## GIVEN EXERCISE:
The exercise asks for every line of the data to be reproduced exactly.

## EXCERPTED DATA:
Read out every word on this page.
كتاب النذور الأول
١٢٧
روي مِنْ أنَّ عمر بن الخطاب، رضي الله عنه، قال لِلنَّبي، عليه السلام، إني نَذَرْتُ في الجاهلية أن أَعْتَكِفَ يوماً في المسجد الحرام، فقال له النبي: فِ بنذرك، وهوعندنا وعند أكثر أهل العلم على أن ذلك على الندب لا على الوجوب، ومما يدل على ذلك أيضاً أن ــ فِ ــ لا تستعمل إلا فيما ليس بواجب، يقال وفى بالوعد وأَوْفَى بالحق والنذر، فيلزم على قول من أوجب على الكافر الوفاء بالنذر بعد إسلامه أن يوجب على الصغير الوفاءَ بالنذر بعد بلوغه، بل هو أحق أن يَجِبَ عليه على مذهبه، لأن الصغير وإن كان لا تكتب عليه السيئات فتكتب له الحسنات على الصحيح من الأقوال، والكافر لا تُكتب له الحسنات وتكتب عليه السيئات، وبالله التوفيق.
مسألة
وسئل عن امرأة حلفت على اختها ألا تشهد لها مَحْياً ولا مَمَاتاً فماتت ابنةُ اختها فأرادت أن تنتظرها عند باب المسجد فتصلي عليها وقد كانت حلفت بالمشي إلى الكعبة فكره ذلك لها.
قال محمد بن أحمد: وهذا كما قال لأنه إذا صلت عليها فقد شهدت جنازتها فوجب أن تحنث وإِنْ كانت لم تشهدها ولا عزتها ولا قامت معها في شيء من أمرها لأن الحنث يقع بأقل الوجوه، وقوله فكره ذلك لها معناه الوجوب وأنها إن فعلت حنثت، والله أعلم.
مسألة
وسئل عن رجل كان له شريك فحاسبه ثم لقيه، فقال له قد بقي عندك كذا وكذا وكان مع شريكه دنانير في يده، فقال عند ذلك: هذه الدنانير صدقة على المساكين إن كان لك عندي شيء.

## REPLY TO THE TASK:
Read out every word on this page.
كتاب النذور الأول
١٢٧
روي مِنْ أنَّ عمر بن الخطاب، رضي الله عنه، قال لِلنَّبي، عليه السلام، إني نَذَرْتُ في الجاهلية أن أَعْتَكِفَ يوماً في المسجد الحرام، فقال له النبي: فِ بنذرك، وهوعندنا وعند أكثر أهل العلم على أن ذلك على الندب لا على الوجوب، ومما يدل على ذلك أيضاً أن ــ فِ ــ لا تستعمل إلا فيما ليس بواجب، يقال وفى بالوعد وأَوْفَى بالحق والنذر، فيلزم على قول من أوجب على الكافر الوفاء بالنذر بعد إسلامه أن يوجب على الصغير الوفاءَ بالنذر بعد بلوغه، بل هو أحق أن يَجِبَ عليه على مذهبه، لأن الصغير وإن كان لا تكتب عليه السيئات فتكتب له الحسنات على الصحيح من الأقوال، والكافر لا تُكتب له الحسنات وتكتب عليه السيئات، وبالله التوفيق.
مسألة
وسئل عن امرأة حلفت على اختها ألا تشهد لها مَحْياً ولا مَمَاتاً فماتت ابنةُ اختها فأرادت أن تنتظرها عند باب المسجد فتصلي عليها وقد كانت حلفت بالمشي إلى الكعبة فكره ذلك لها.
قال محمد بن أحمد: وهذا كما قال لأنه إذا صلت عليها فقد شهدت جنازتها فوجب أن تحنث وإِنْ كانت لم تشهدها ولا عزتها ولا قامت معها في شيء من أمرها لأن الحنث يقع بأقل الوجوه، وقوله فكره ذلك لها معناه الوجوب وأنها إن فعلت حنثت، والله أعلم.
مسألة
وسئل عن رجل كان له شريك فحاسبه ثم لقيه، فقال له قد بقي عندك كذا وكذا وكان مع شريكه دنانير في يده، فقال عند ذلك: هذه الدنانير صدقة على المساكين إن كان لك عندي شيء.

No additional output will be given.